>> begin
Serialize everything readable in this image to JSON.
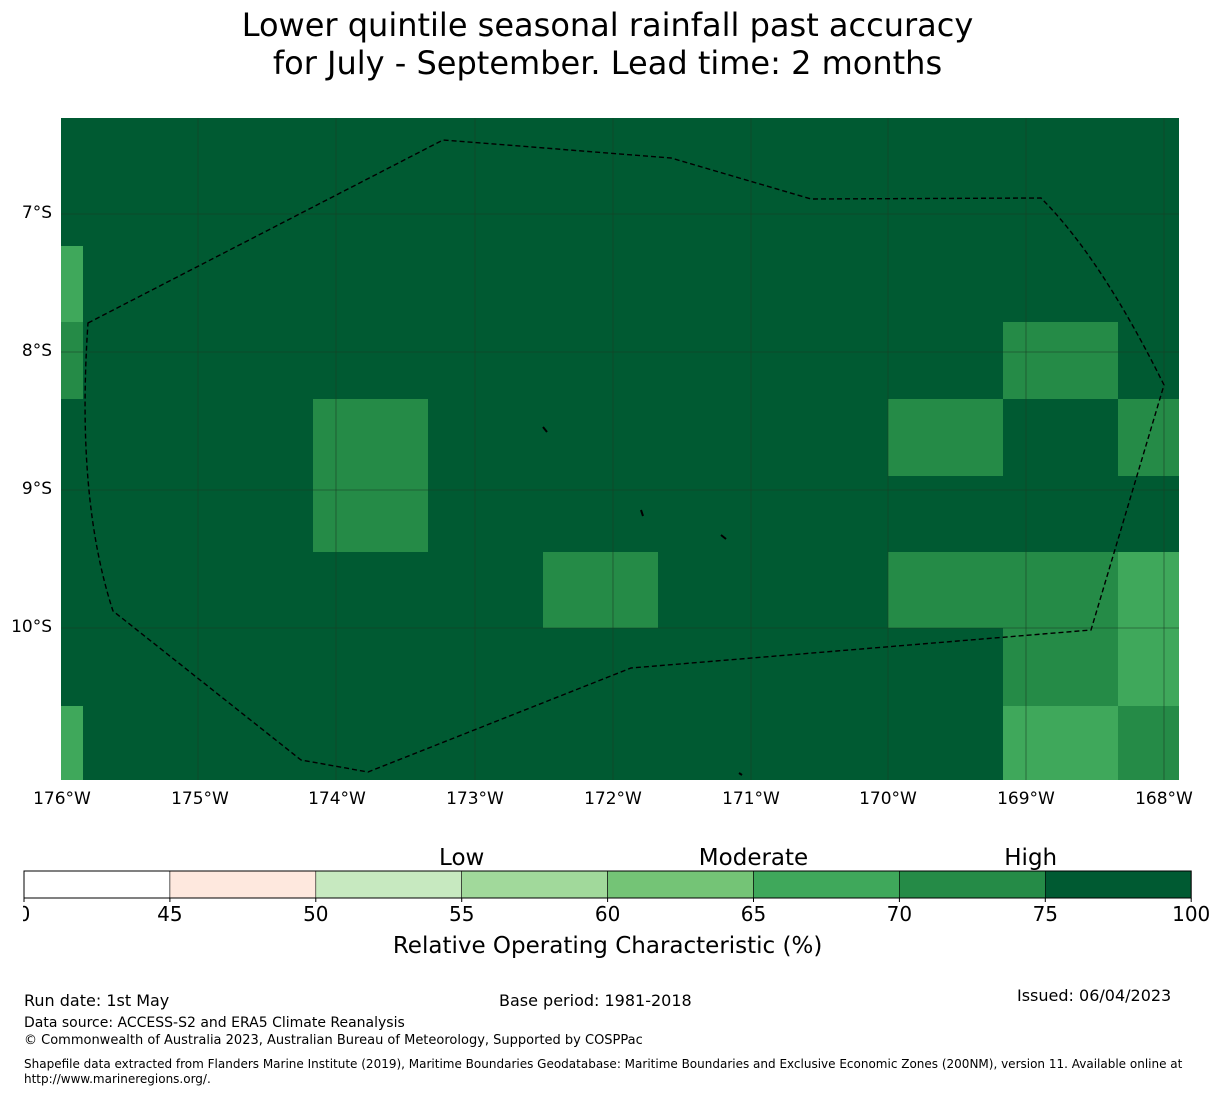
{
  "title": {
    "line1": "Lower quintile seasonal rainfall past accuracy",
    "line2": "for July - September. Lead time: 2 months"
  },
  "map": {
    "lat_labels": [
      "7°S",
      "8°S",
      "9°S",
      "10°S"
    ],
    "lon_labels": [
      "176°W",
      "175°W",
      "174°W",
      "173°W",
      "172°W",
      "171°W",
      "170°W",
      "169°W",
      "168°W"
    ],
    "cell_colors_by_roc": {
      "65-70": "#3fa85b",
      "70-75": "#258b47",
      "75-100": "#005a32"
    },
    "border_style": "dashed-black",
    "grid_lines": true
  },
  "colorbar": {
    "category_labels": [
      "Low",
      "Moderate",
      "High"
    ],
    "tick_labels": [
      "0",
      "45",
      "50",
      "55",
      "60",
      "65",
      "70",
      "75",
      "100"
    ],
    "colors": [
      "#ffffff",
      "#fee8de",
      "#c7e9c0",
      "#a1d99b",
      "#74c476",
      "#3fa85b",
      "#258b47",
      "#005a32"
    ],
    "axis_label": "Relative Operating Characteristic (%)"
  },
  "footer": {
    "run_date": "Run date: 1st May",
    "base_period": "Base period: 1981-2018",
    "issued": "Issued: 06/04/2023",
    "data_source": "Data source: ACCESS-S2 and ERA5 Climate Reanalysis",
    "copyright": "© Commonwealth of Australia 2023, Australian Bureau of Meteorology, Supported by COSPPac",
    "shapefile_note": "Shapefile data extracted from Flanders Marine Institute (2019), Maritime Boundaries Geodatabase: Maritime Boundaries and Exclusive Economic Zones (200NM), version 11. Available online at http://www.marineregions.org/."
  }
}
>> end
Go through the listing above and write it all out exactly, leaving out any picture.

Serialize everything readable in this image to JSON.
{
  "title": {
    "line1": "Lower quintile seasonal rainfall past accuracy",
    "line2": "for July - September. Lead time: 2 months"
  },
  "map": {
    "lat_labels": [
      "7°S",
      "8°S",
      "9°S",
      "10°S"
    ],
    "lon_labels": [
      "176°W",
      "175°W",
      "174°W",
      "173°W",
      "172°W",
      "171°W",
      "170°W",
      "169°W",
      "168°W"
    ],
    "cell_colors_by_roc": {
      "65-70": "#3fa85b",
      "70-75": "#258b47",
      "75-100": "#005a32"
    },
    "border_style": "dashed-black",
    "grid_lines": true
  },
  "colorbar": {
    "category_labels": [
      "Low",
      "Moderate",
      "High"
    ],
    "tick_labels": [
      "0",
      "45",
      "50",
      "55",
      "60",
      "65",
      "70",
      "75",
      "100"
    ],
    "colors": [
      "#ffffff",
      "#fee8de",
      "#c7e9c0",
      "#a1d99b",
      "#74c476",
      "#3fa85b",
      "#258b47",
      "#005a32"
    ],
    "axis_label": "Relative Operating Characteristic (%)"
  },
  "footer": {
    "run_date": "Run date: 1st May",
    "base_period": "Base period: 1981-2018",
    "issued": "Issued: 06/04/2023",
    "data_source": "Data source: ACCESS-S2 and ERA5 Climate Reanalysis",
    "copyright": "© Commonwealth of Australia 2023, Australian Bureau of Meteorology, Supported by COSPPac",
    "shapefile_note": "Shapefile data extracted from Flanders Marine Institute (2019), Maritime Boundaries Geodatabase: Maritime Boundaries and Exclusive Economic Zones (200NM), version 11. Available online at http://www.marineregions.org/."
  }
}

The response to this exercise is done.